>> begin Recorded data

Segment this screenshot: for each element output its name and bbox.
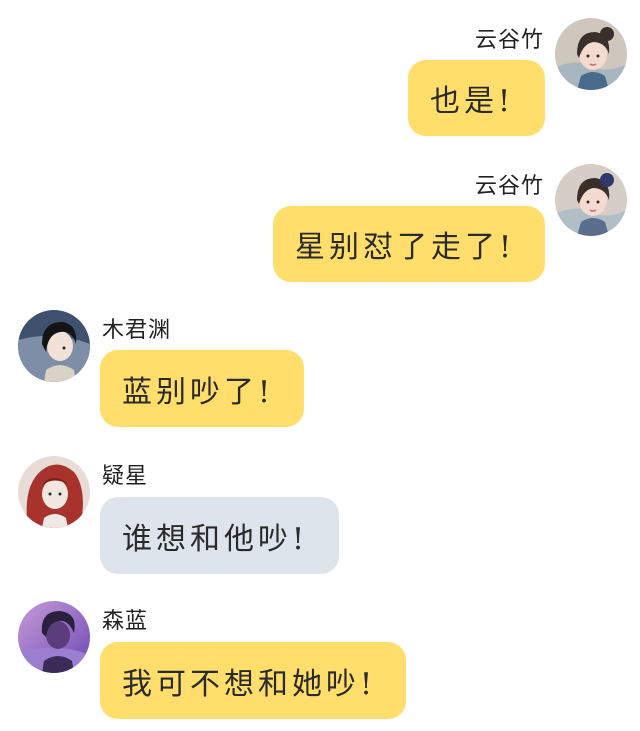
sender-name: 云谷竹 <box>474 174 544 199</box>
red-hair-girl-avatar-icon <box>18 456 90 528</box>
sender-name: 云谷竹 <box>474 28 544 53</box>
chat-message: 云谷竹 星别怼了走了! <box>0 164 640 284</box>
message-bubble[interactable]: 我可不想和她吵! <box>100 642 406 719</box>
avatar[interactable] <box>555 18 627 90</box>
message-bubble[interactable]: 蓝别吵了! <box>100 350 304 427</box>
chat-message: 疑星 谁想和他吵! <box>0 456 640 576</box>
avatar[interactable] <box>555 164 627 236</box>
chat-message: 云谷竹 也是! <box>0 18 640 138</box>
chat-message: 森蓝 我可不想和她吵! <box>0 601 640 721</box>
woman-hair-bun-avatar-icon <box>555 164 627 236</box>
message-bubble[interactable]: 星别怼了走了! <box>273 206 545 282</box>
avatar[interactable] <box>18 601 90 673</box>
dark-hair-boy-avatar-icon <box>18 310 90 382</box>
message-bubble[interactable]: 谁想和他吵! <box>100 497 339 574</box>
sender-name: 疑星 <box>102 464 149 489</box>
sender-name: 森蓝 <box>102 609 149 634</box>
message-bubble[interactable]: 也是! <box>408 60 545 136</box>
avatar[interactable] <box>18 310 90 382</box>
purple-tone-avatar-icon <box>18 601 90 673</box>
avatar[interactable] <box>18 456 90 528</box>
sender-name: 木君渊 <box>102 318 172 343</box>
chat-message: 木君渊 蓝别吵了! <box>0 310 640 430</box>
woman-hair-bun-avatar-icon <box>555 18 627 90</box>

>> end Recorded data

Work instructions: Copy out the material above word for word, line by line, leaving out the picture.

Finished exercise:
Segment this screenshot: for each element output its name and bbox.
sender-name: 云谷竹 <box>474 174 544 199</box>
red-hair-girl-avatar-icon <box>18 456 90 528</box>
sender-name: 云谷竹 <box>474 28 544 53</box>
chat-message: 云谷竹 星别怼了走了! <box>0 164 640 284</box>
message-bubble[interactable]: 我可不想和她吵! <box>100 642 406 719</box>
avatar[interactable] <box>555 18 627 90</box>
message-bubble[interactable]: 蓝别吵了! <box>100 350 304 427</box>
chat-message: 疑星 谁想和他吵! <box>0 456 640 576</box>
avatar[interactable] <box>555 164 627 236</box>
chat-message: 云谷竹 也是! <box>0 18 640 138</box>
chat-message: 森蓝 我可不想和她吵! <box>0 601 640 721</box>
woman-hair-bun-avatar-icon <box>555 164 627 236</box>
message-bubble[interactable]: 星别怼了走了! <box>273 206 545 282</box>
avatar[interactable] <box>18 601 90 673</box>
dark-hair-boy-avatar-icon <box>18 310 90 382</box>
message-bubble[interactable]: 谁想和他吵! <box>100 497 339 574</box>
sender-name: 疑星 <box>102 464 149 489</box>
sender-name: 森蓝 <box>102 609 149 634</box>
message-bubble[interactable]: 也是! <box>408 60 545 136</box>
avatar[interactable] <box>18 310 90 382</box>
purple-tone-avatar-icon <box>18 601 90 673</box>
avatar[interactable] <box>18 456 90 528</box>
sender-name: 木君渊 <box>102 318 172 343</box>
chat-message: 木君渊 蓝别吵了! <box>0 310 640 430</box>
woman-hair-bun-avatar-icon <box>555 18 627 90</box>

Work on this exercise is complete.